- _Required work_:
With no addition or omission, return the entries below.

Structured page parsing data
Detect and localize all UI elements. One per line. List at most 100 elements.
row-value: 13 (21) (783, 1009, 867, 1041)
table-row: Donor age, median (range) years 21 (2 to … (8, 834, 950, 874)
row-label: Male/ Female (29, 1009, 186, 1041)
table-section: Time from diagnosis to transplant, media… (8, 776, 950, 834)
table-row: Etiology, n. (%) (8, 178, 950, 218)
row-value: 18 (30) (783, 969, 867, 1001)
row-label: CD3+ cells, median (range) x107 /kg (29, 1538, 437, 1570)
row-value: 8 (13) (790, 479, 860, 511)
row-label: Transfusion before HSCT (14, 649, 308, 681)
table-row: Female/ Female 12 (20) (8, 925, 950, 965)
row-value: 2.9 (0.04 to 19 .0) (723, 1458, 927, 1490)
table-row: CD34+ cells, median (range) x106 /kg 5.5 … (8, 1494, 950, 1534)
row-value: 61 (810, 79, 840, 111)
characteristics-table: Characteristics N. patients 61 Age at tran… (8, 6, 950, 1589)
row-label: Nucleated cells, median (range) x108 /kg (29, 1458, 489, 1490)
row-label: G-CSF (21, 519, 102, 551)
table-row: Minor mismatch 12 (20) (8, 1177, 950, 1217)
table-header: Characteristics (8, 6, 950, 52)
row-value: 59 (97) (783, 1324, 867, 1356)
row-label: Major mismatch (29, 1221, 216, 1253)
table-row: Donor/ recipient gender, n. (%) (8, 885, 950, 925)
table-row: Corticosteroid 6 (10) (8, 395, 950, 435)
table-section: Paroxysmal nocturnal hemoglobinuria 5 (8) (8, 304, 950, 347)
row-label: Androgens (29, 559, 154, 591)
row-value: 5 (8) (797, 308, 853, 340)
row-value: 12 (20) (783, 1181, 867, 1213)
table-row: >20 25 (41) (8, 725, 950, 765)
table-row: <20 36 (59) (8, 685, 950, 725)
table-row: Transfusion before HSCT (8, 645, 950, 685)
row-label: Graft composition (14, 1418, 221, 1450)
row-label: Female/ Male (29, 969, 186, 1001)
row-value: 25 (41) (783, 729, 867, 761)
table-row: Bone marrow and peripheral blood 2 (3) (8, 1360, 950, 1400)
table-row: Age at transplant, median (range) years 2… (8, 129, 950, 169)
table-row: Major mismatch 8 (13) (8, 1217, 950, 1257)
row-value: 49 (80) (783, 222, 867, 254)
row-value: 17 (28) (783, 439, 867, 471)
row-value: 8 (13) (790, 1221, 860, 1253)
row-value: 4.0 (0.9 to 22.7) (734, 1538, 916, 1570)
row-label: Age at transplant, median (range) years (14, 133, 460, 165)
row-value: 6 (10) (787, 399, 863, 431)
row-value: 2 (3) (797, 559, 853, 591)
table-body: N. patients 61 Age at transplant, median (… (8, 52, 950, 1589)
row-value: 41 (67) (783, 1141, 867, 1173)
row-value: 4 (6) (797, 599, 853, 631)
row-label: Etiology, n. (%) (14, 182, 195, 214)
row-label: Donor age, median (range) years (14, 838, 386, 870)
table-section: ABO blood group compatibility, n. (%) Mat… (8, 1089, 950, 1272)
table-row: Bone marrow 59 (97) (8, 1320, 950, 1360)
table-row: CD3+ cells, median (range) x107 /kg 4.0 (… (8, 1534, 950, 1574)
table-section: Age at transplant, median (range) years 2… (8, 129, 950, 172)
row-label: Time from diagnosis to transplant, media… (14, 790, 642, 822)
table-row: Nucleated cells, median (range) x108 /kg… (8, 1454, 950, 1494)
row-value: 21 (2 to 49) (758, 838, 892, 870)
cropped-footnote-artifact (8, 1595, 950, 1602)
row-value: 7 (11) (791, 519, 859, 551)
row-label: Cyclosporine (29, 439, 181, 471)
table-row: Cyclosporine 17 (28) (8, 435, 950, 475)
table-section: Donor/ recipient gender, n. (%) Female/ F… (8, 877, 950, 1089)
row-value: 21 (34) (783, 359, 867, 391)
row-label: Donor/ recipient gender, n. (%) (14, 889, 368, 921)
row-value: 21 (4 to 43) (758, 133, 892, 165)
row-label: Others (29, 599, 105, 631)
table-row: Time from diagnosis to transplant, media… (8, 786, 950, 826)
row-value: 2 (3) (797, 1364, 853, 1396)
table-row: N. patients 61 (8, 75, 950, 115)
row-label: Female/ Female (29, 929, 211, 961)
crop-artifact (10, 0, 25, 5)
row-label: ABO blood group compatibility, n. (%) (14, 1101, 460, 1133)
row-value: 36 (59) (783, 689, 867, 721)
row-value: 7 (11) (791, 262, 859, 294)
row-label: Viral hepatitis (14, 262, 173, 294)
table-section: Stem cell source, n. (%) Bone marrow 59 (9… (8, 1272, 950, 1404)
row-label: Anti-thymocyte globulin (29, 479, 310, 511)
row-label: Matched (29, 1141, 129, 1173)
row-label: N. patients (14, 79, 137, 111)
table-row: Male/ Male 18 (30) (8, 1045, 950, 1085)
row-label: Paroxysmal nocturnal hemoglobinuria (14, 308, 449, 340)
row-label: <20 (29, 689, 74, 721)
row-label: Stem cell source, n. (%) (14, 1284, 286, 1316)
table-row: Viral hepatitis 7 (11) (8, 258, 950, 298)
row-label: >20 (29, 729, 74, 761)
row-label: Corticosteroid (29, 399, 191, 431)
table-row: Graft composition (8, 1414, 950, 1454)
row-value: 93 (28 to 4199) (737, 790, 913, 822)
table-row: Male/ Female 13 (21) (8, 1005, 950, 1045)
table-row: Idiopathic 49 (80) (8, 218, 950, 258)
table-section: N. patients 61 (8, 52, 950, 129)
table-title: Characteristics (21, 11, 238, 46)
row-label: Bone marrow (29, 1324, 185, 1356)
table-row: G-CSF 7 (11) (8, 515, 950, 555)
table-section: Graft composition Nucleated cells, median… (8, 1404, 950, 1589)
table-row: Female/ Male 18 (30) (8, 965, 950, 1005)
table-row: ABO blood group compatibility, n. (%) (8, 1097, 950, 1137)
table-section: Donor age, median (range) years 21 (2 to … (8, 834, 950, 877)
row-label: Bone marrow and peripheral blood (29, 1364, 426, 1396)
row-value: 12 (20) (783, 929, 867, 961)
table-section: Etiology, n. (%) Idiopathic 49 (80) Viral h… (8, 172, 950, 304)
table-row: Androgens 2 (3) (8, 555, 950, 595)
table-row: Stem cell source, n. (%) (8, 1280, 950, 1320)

- _Solution for this problem_:
Detect and localize all UI elements. One per line. List at most 100 elements.
row-value: 13 (21) (783, 1009, 867, 1041)
table-row: Donor age, median (range) years 21 (2 to … (8, 834, 950, 874)
row-label: Male/ Female (29, 1009, 186, 1041)
table-section: Time from diagnosis to transplant, media… (8, 776, 950, 834)
table-row: Etiology, n. (%) (8, 178, 950, 218)
row-value: 18 (30) (783, 969, 867, 1001)
row-label: CD3+ cells, median (range) x107 /kg (29, 1538, 437, 1570)
row-value: 8 (13) (790, 479, 860, 511)
row-label: Transfusion before HSCT (14, 649, 308, 681)
table-row: Female/ Female 12 (20) (8, 925, 950, 965)
row-value: 2.9 (0.04 to 19 .0) (723, 1458, 927, 1490)
table-row: CD34+ cells, median (range) x106 /kg 5.5 … (8, 1494, 950, 1534)
row-value: 61 (810, 79, 840, 111)
characteristics-table: Characteristics N. patients 61 Age at tran… (8, 6, 950, 1589)
row-label: Nucleated cells, median (range) x108 /kg (29, 1458, 489, 1490)
row-label: G-CSF (21, 519, 102, 551)
table-row: Minor mismatch 12 (20) (8, 1177, 950, 1217)
table-header: Characteristics (8, 6, 950, 52)
row-value: 59 (97) (783, 1324, 867, 1356)
row-label: Major mismatch (29, 1221, 216, 1253)
table-row: Donor/ recipient gender, n. (%) (8, 885, 950, 925)
table-row: Corticosteroid 6 (10) (8, 395, 950, 435)
table-section: Paroxysmal nocturnal hemoglobinuria 5 (8) (8, 304, 950, 347)
row-label: Androgens (29, 559, 154, 591)
row-value: 5 (8) (797, 308, 853, 340)
row-value: 12 (20) (783, 1181, 867, 1213)
table-row: >20 25 (41) (8, 725, 950, 765)
table-row: <20 36 (59) (8, 685, 950, 725)
table-row: Transfusion before HSCT (8, 645, 950, 685)
row-label: Graft composition (14, 1418, 221, 1450)
row-label: Female/ Male (29, 969, 186, 1001)
row-value: 25 (41) (783, 729, 867, 761)
table-row: Bone marrow and peripheral blood 2 (3) (8, 1360, 950, 1400)
table-row: Age at transplant, median (range) years 2… (8, 129, 950, 169)
table-row: Major mismatch 8 (13) (8, 1217, 950, 1257)
row-value: 49 (80) (783, 222, 867, 254)
row-value: 17 (28) (783, 439, 867, 471)
row-value: 8 (13) (790, 1221, 860, 1253)
row-value: 4.0 (0.9 to 22.7) (734, 1538, 916, 1570)
row-label: Age at transplant, median (range) years (14, 133, 460, 165)
row-value: 6 (10) (787, 399, 863, 431)
row-value: 2 (3) (797, 559, 853, 591)
table-body: N. patients 61 Age at transplant, median (… (8, 52, 950, 1589)
row-value: 41 (67) (783, 1141, 867, 1173)
row-value: 4 (6) (797, 599, 853, 631)
row-label: Etiology, n. (%) (14, 182, 195, 214)
row-label: Donor age, median (range) years (14, 838, 386, 870)
table-section: ABO blood group compatibility, n. (%) Mat… (8, 1089, 950, 1272)
table-row: Bone marrow 59 (97) (8, 1320, 950, 1360)
table-row: CD3+ cells, median (range) x107 /kg 4.0 (… (8, 1534, 950, 1574)
table-section: Age at transplant, median (range) years 2… (8, 129, 950, 172)
row-label: Time from diagnosis to transplant, media… (14, 790, 642, 822)
table-row: Nucleated cells, median (range) x108 /kg… (8, 1454, 950, 1494)
row-value: 21 (2 to 49) (758, 838, 892, 870)
cropped-footnote-artifact (8, 1595, 950, 1602)
row-value: 7 (11) (791, 519, 859, 551)
row-label: Cyclosporine (29, 439, 181, 471)
table-row: Cyclosporine 17 (28) (8, 435, 950, 475)
table-section: Donor/ recipient gender, n. (%) Female/ F… (8, 877, 950, 1089)
row-value: 21 (34) (783, 359, 867, 391)
row-label: Donor/ recipient gender, n. (%) (14, 889, 368, 921)
row-value: 21 (4 to 43) (758, 133, 892, 165)
row-label: Others (29, 599, 105, 631)
table-row: Time from diagnosis to transplant, media… (8, 786, 950, 826)
row-value: 2 (3) (797, 1364, 853, 1396)
table-row: N. patients 61 (8, 75, 950, 115)
row-label: Female/ Female (29, 929, 211, 961)
crop-artifact (10, 0, 25, 5)
row-label: ABO blood group compatibility, n. (%) (14, 1101, 460, 1133)
row-value: 36 (59) (783, 689, 867, 721)
row-value: 7 (11) (791, 262, 859, 294)
row-label: Viral hepatitis (14, 262, 173, 294)
table-section: Stem cell source, n. (%) Bone marrow 59 (9… (8, 1272, 950, 1404)
row-label: Anti-thymocyte globulin (29, 479, 310, 511)
row-label: Matched (29, 1141, 129, 1173)
row-label: N. patients (14, 79, 137, 111)
table-row: Male/ Male 18 (30) (8, 1045, 950, 1085)
row-label: Paroxysmal nocturnal hemoglobinuria (14, 308, 449, 340)
row-label: <20 (29, 689, 74, 721)
row-label: Stem cell source, n. (%) (14, 1284, 286, 1316)
table-row: Viral hepatitis 7 (11) (8, 258, 950, 298)
row-label: >20 (29, 729, 74, 761)
row-label: Corticosteroid (29, 399, 191, 431)
table-row: Graft composition (8, 1414, 950, 1454)
row-value: 93 (28 to 4199) (737, 790, 913, 822)
table-row: Male/ Female 13 (21) (8, 1005, 950, 1045)
table-row: Idiopathic 49 (80) (8, 218, 950, 258)
table-section: N. patients 61 (8, 52, 950, 129)
table-title: Characteristics (21, 11, 238, 46)
row-label: Bone marrow (29, 1324, 185, 1356)
table-row: G-CSF 7 (11) (8, 515, 950, 555)
table-section: Graft composition Nucleated cells, median… (8, 1404, 950, 1589)
table-row: Female/ Male 18 (30) (8, 965, 950, 1005)
table-row: ABO blood group compatibility, n. (%) (8, 1097, 950, 1137)
table-section: Donor age, median (range) years 21 (2 to … (8, 834, 950, 877)
row-label: Bone marrow and peripheral blood (29, 1364, 426, 1396)
row-value: 12 (20) (783, 929, 867, 961)
table-section: Etiology, n. (%) Idiopathic 49 (80) Viral h… (8, 172, 950, 304)
table-row: Androgens 2 (3) (8, 555, 950, 595)
table-row: Stem cell source, n. (%) (8, 1280, 950, 1320)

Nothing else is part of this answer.